— Begin RECORDED INFORMATION —

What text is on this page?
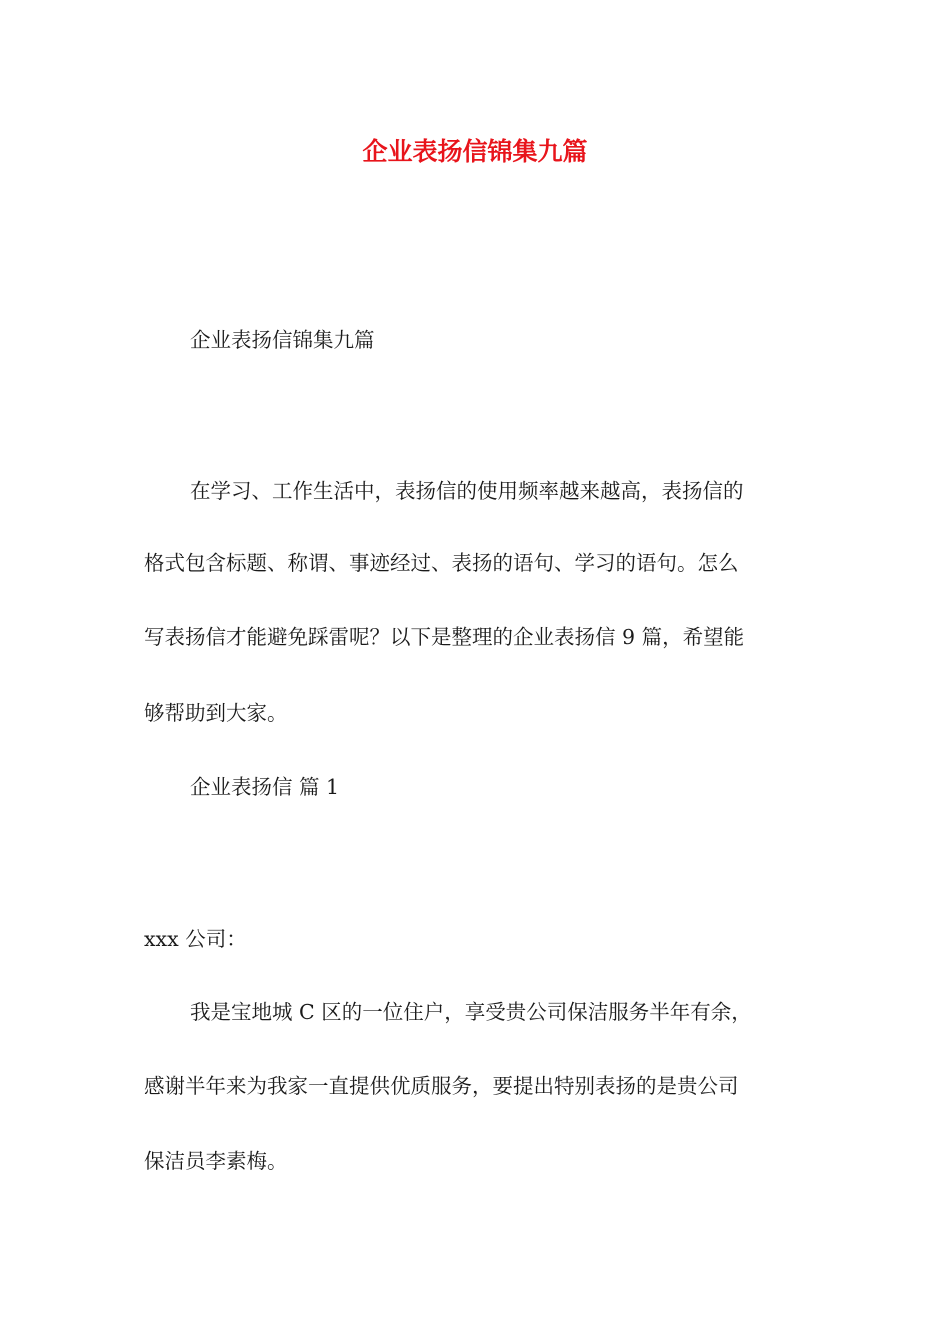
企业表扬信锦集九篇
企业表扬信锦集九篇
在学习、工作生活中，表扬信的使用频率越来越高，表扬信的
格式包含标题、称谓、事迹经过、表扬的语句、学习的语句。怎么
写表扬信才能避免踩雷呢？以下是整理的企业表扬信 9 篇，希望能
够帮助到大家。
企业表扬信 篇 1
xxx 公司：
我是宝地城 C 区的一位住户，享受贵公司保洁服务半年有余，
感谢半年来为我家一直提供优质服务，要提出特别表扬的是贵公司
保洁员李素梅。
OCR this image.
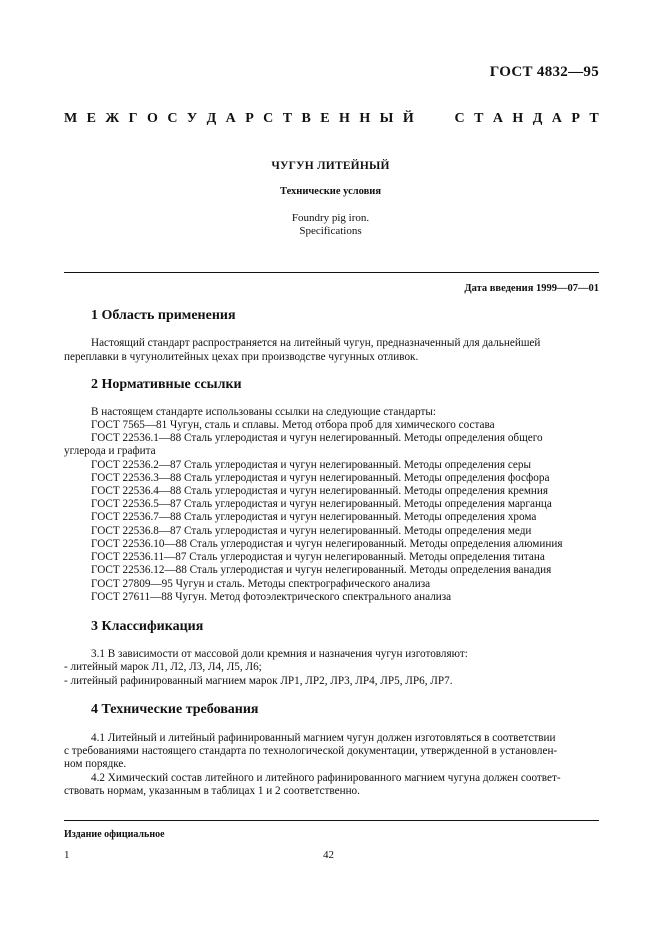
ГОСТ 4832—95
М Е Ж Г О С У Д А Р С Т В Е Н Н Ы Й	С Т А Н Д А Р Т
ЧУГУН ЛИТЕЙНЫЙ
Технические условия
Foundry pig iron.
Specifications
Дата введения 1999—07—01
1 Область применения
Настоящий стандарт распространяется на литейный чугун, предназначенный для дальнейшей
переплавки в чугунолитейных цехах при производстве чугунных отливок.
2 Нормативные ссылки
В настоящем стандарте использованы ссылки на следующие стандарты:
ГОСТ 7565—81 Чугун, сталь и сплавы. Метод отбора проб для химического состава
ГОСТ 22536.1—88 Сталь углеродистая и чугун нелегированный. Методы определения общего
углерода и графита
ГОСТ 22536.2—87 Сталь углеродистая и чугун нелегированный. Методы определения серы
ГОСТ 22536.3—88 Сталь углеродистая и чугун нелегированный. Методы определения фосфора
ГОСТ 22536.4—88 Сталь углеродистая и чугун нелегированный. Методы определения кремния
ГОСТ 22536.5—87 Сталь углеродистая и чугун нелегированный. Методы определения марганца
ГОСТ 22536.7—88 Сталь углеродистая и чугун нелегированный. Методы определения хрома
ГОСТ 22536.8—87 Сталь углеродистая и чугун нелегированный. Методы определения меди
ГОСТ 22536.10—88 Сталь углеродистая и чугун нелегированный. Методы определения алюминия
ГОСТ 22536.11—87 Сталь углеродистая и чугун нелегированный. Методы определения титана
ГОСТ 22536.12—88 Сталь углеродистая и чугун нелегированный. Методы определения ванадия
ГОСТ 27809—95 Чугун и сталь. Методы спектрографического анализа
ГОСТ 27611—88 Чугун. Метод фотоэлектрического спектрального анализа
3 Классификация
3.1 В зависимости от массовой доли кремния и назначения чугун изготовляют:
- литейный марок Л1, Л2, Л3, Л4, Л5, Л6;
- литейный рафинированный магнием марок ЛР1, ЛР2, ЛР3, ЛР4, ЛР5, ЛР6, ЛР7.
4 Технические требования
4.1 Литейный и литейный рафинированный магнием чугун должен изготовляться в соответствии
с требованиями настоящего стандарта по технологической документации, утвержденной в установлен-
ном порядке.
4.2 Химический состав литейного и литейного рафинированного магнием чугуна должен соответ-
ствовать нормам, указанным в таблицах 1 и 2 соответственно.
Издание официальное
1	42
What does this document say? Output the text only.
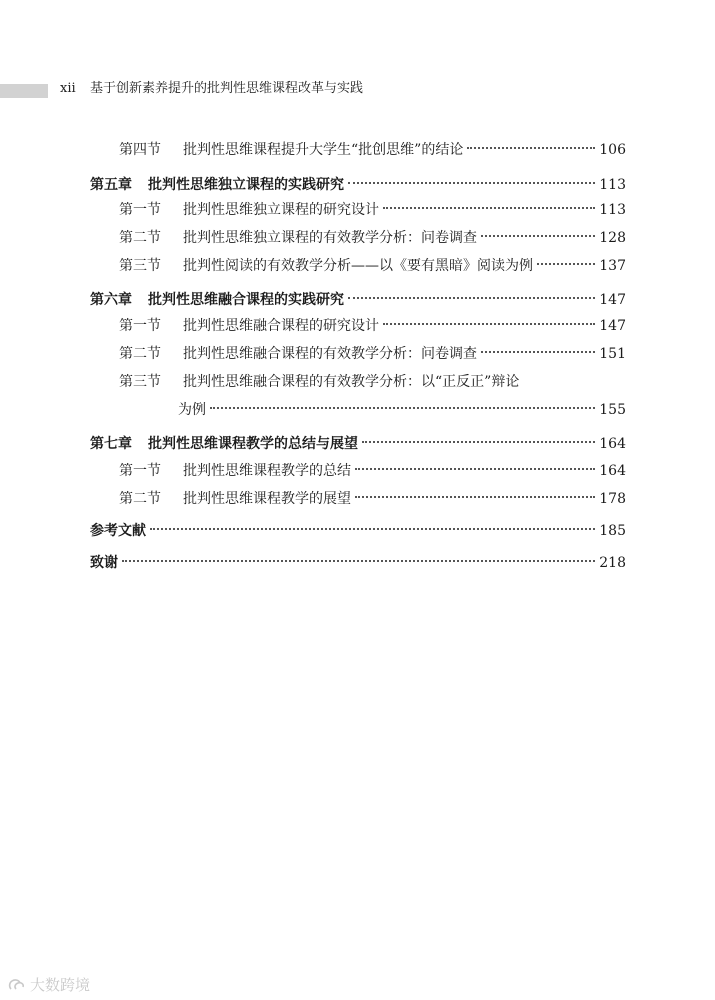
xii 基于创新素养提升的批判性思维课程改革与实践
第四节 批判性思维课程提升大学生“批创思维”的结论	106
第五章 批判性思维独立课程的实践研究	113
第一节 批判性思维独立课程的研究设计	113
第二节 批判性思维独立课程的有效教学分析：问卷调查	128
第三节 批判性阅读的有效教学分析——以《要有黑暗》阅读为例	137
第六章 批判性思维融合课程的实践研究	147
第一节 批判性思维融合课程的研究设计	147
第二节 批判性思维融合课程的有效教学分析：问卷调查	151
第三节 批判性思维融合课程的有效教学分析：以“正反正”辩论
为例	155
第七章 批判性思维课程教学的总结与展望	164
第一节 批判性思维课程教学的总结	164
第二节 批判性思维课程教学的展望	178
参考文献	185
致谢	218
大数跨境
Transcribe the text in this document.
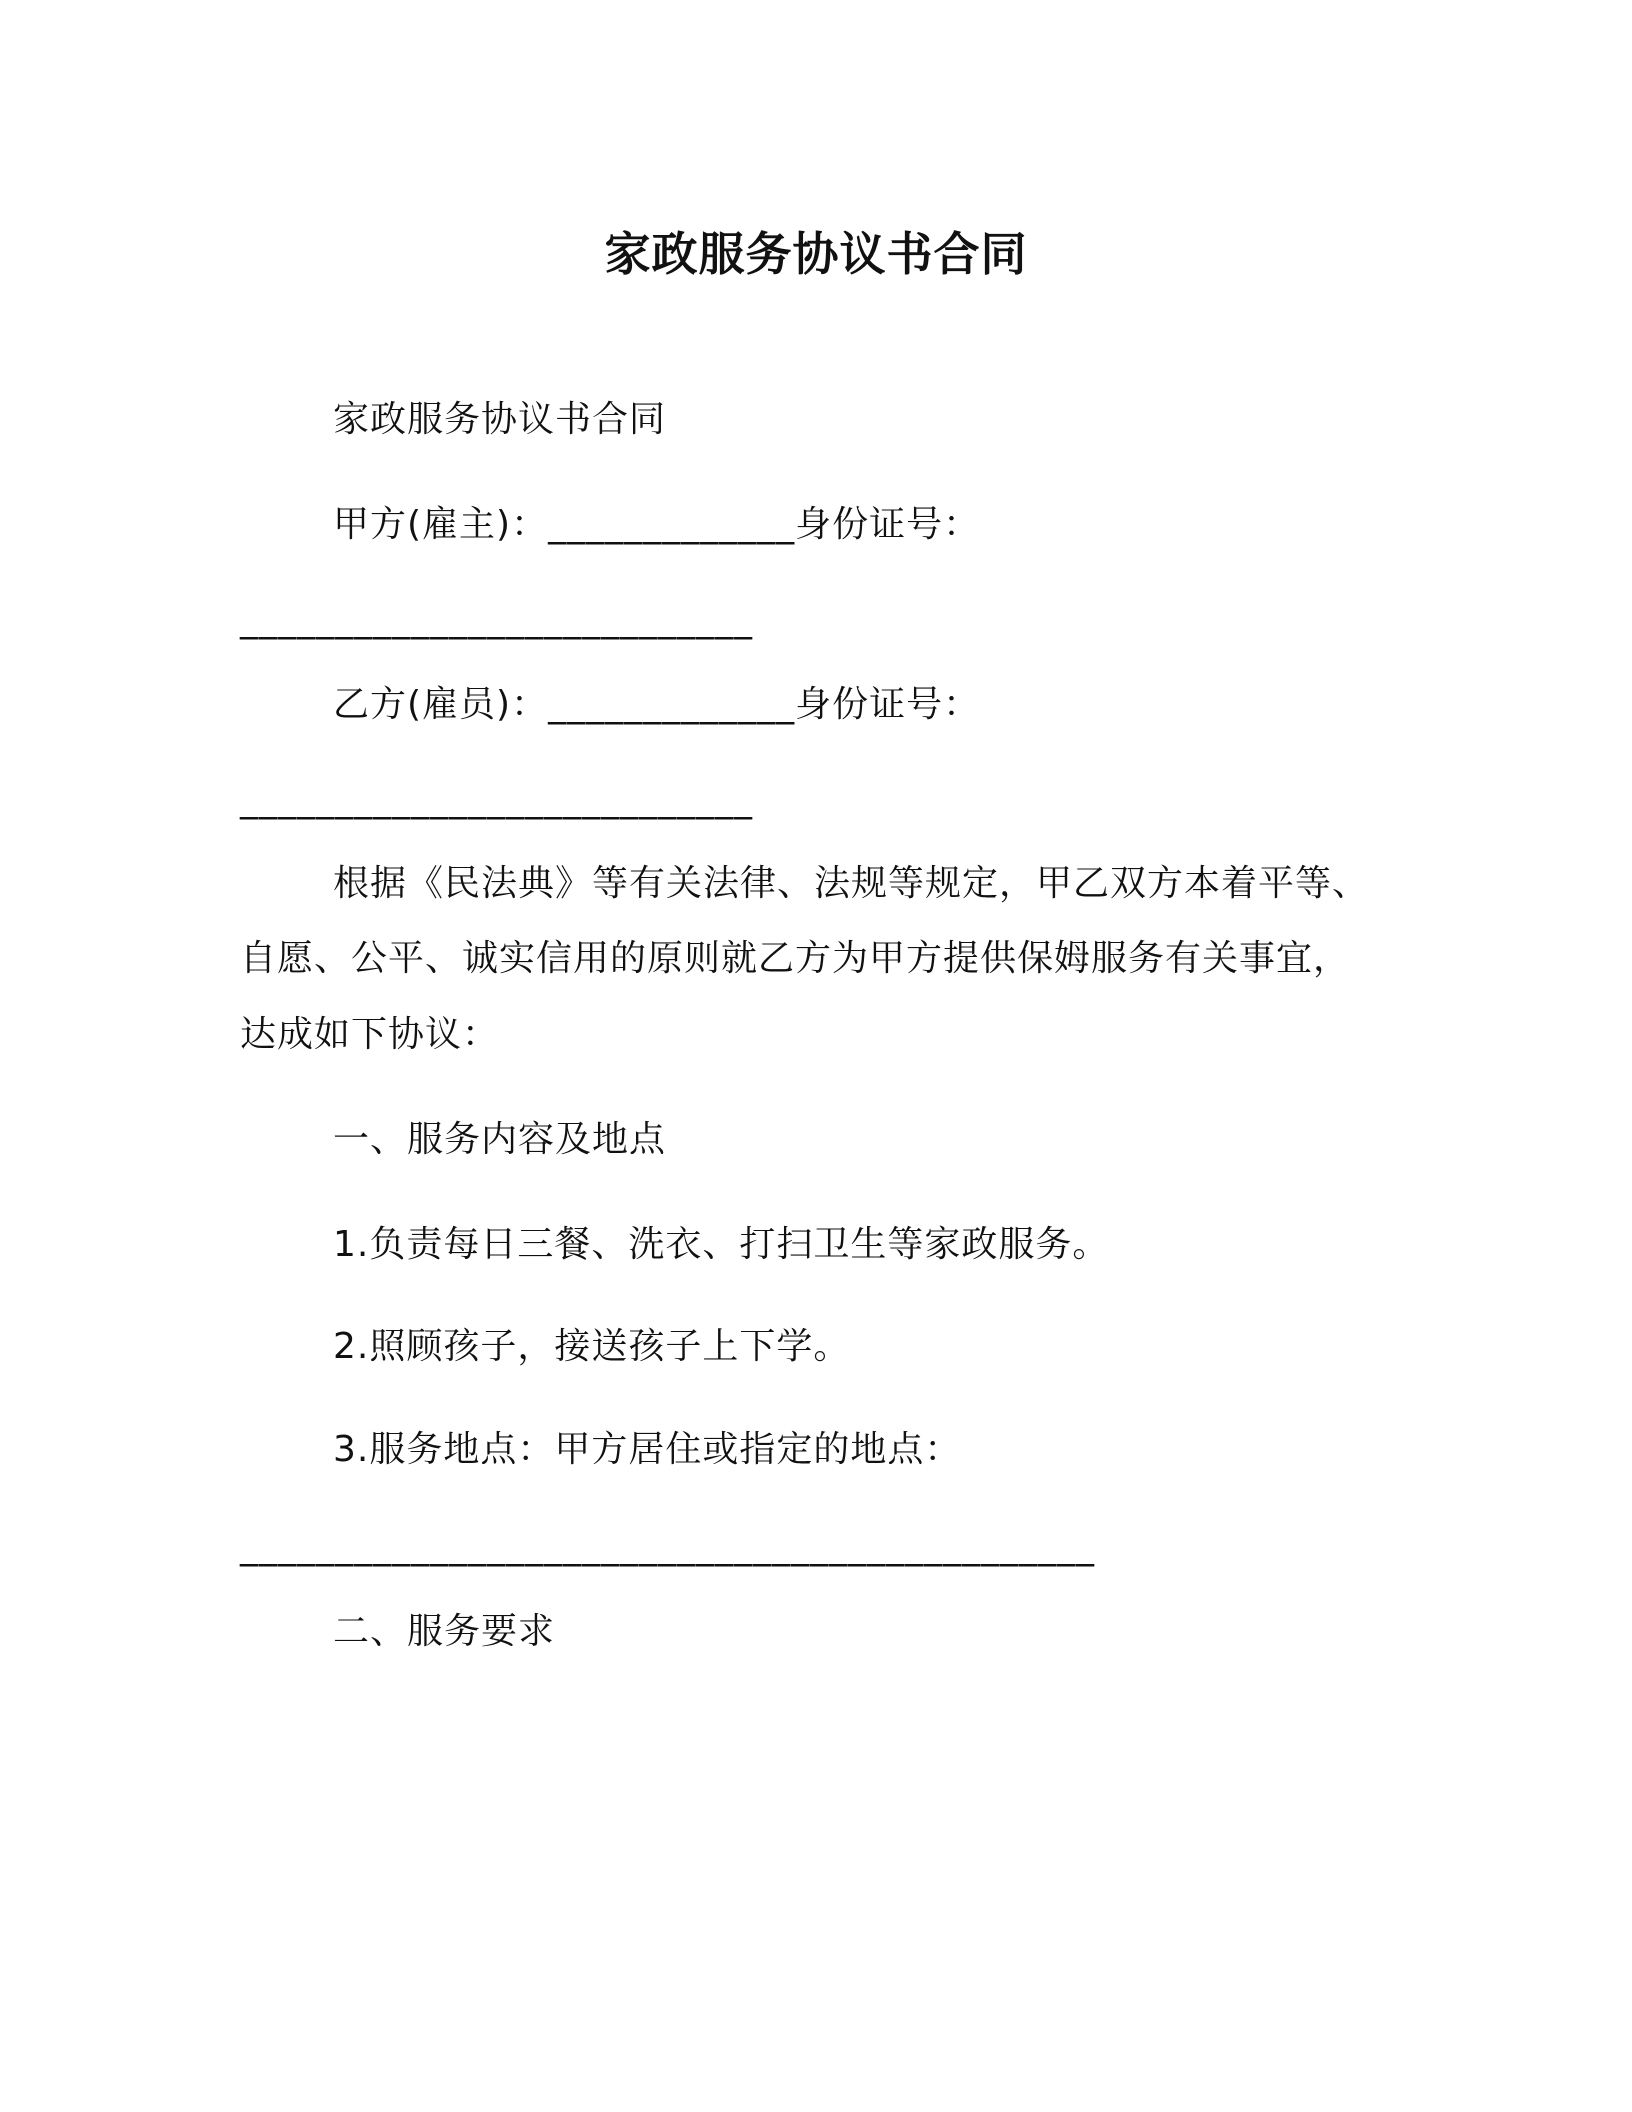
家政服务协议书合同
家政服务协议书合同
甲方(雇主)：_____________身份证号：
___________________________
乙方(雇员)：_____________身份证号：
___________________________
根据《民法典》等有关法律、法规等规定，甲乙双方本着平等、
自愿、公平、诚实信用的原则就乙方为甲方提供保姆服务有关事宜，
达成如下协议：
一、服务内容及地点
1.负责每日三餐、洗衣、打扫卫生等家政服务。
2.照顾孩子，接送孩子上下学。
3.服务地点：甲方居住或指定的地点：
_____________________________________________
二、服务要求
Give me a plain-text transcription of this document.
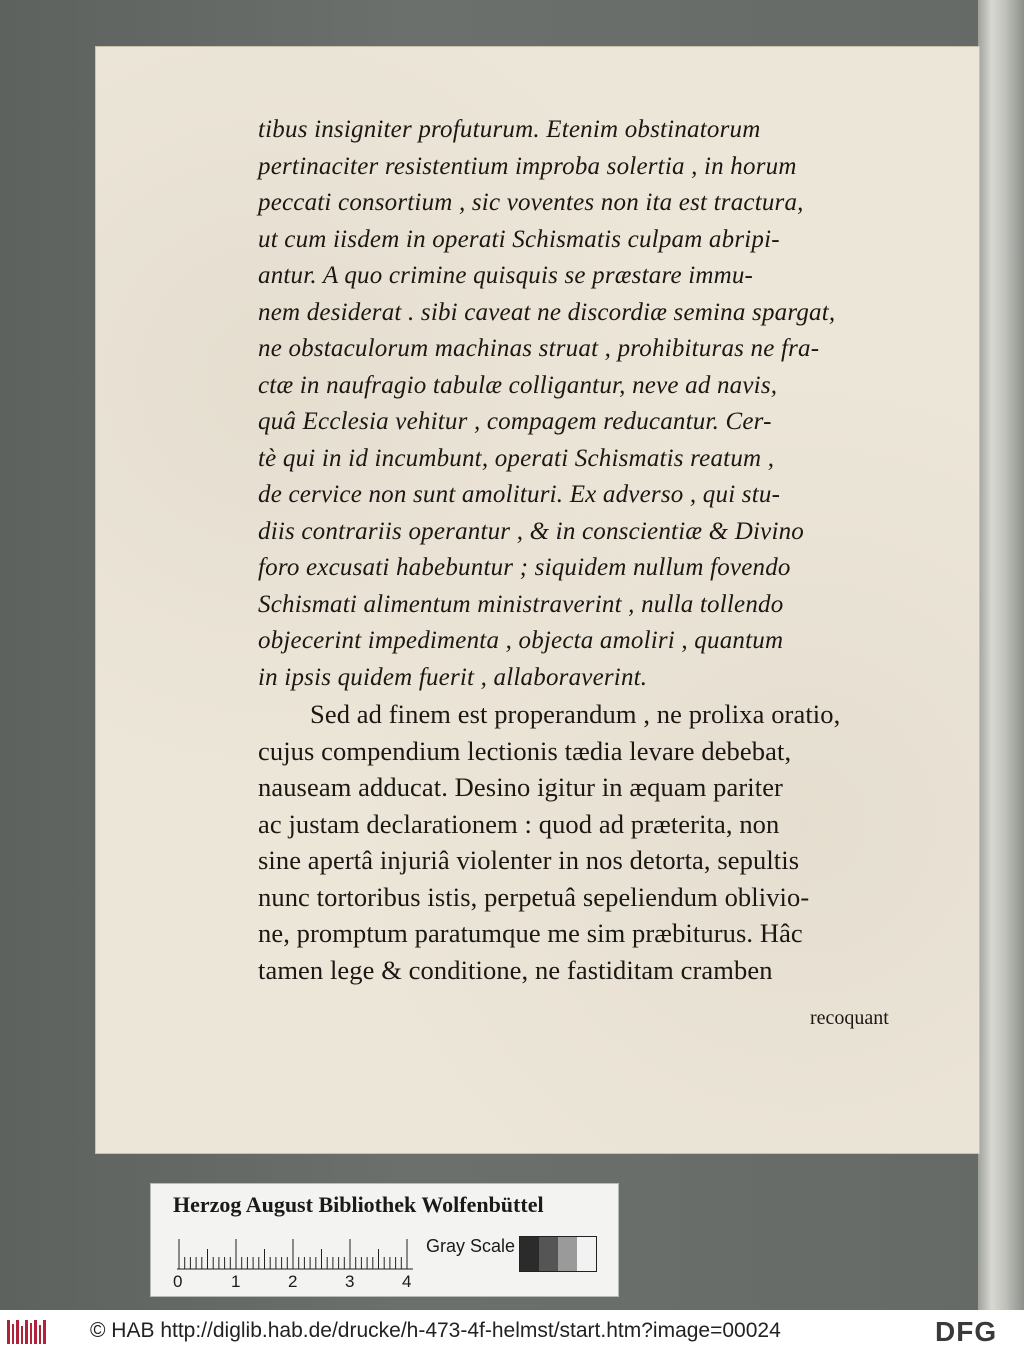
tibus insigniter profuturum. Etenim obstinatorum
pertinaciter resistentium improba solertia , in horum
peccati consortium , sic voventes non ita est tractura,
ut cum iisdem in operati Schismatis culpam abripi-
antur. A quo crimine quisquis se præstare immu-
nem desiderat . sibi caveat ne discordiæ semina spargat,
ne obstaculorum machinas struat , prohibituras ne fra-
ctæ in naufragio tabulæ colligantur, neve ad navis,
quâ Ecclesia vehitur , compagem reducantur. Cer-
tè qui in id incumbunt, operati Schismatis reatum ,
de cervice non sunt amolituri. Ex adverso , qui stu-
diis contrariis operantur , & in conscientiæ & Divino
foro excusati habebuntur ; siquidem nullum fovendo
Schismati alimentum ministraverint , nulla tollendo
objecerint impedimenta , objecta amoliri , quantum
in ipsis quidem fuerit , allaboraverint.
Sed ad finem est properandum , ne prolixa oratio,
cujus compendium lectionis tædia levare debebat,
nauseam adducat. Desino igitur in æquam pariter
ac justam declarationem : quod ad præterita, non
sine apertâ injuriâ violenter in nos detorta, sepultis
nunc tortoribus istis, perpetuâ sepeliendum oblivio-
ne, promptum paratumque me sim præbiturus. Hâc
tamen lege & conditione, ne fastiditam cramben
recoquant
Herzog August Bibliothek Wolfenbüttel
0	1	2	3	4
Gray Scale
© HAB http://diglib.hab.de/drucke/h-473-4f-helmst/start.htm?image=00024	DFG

— End RECORDED INFORMATION —

• GOAL OF THE EXERCISE: Find every line in the listing that holds the string "магнием", then say how many there are as a bare number.

• FULL RESPONSE: 3